The request =>
Retype every entry in its entirety, without alteration.

━━━━━━━━━━━━━━━━━━━━

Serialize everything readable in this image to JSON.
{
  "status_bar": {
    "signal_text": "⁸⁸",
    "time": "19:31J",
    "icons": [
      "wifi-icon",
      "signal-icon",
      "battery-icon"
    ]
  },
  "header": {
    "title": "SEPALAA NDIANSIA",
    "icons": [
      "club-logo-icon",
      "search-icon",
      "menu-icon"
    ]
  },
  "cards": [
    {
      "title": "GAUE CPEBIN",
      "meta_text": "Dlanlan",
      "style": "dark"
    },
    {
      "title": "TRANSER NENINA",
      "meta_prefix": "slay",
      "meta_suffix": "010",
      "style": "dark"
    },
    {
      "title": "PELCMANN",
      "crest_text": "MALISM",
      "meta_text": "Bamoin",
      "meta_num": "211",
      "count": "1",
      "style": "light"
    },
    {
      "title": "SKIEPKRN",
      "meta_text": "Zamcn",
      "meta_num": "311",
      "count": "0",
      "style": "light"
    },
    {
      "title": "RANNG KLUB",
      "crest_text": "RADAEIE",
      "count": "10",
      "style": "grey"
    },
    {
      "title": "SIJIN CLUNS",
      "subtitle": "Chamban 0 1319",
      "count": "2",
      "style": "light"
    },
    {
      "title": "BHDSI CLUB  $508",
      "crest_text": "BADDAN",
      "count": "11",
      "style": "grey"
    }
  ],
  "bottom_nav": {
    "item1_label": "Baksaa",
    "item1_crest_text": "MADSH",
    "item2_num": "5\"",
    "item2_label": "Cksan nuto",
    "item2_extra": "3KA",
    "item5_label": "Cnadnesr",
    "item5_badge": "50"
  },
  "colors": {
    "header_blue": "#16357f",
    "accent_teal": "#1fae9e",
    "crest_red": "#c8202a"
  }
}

━━━━━━━━━━━━━━━━━━━━

Complete output =>
Serialize everything readable in this image to JSON.
{
  "status_bar": {
    "signal_text": "⁸⁸",
    "time": "19:31J",
    "icons": [
      "wifi-icon",
      "signal-icon",
      "battery-icon"
    ]
  },
  "header": {
    "title": "SEPALAA NDIANSIA",
    "icons": [
      "club-logo-icon",
      "search-icon",
      "menu-icon"
    ]
  },
  "cards": [
    {
      "title": "GAUE CPEBIN",
      "meta_text": "Dlanlan",
      "style": "dark"
    },
    {
      "title": "TRANSER NENINA",
      "meta_prefix": "slay",
      "meta_suffix": "010",
      "style": "dark"
    },
    {
      "title": "PELCMANN",
      "crest_text": "MALISM",
      "meta_text": "Bamoin",
      "meta_num": "211",
      "count": "1",
      "style": "light"
    },
    {
      "title": "SKIEPKRN",
      "meta_text": "Zamcn",
      "meta_num": "311",
      "count": "0",
      "style": "light"
    },
    {
      "title": "RANNG KLUB",
      "crest_text": "RADAEIE",
      "count": "10",
      "style": "grey"
    },
    {
      "title": "SIJIN CLUNS",
      "subtitle": "Chamban 0 1319",
      "count": "2",
      "style": "light"
    },
    {
      "title": "BHDSI CLUB  $508",
      "crest_text": "BADDAN",
      "count": "11",
      "style": "grey"
    }
  ],
  "bottom_nav": {
    "item1_label": "Baksaa",
    "item1_crest_text": "MADSH",
    "item2_num": "5\"",
    "item2_label": "Cksan nuto",
    "item2_extra": "3KA",
    "item5_label": "Cnadnesr",
    "item5_badge": "50"
  },
  "colors": {
    "header_blue": "#16357f",
    "accent_teal": "#1fae9e",
    "crest_red": "#c8202a"
  }
}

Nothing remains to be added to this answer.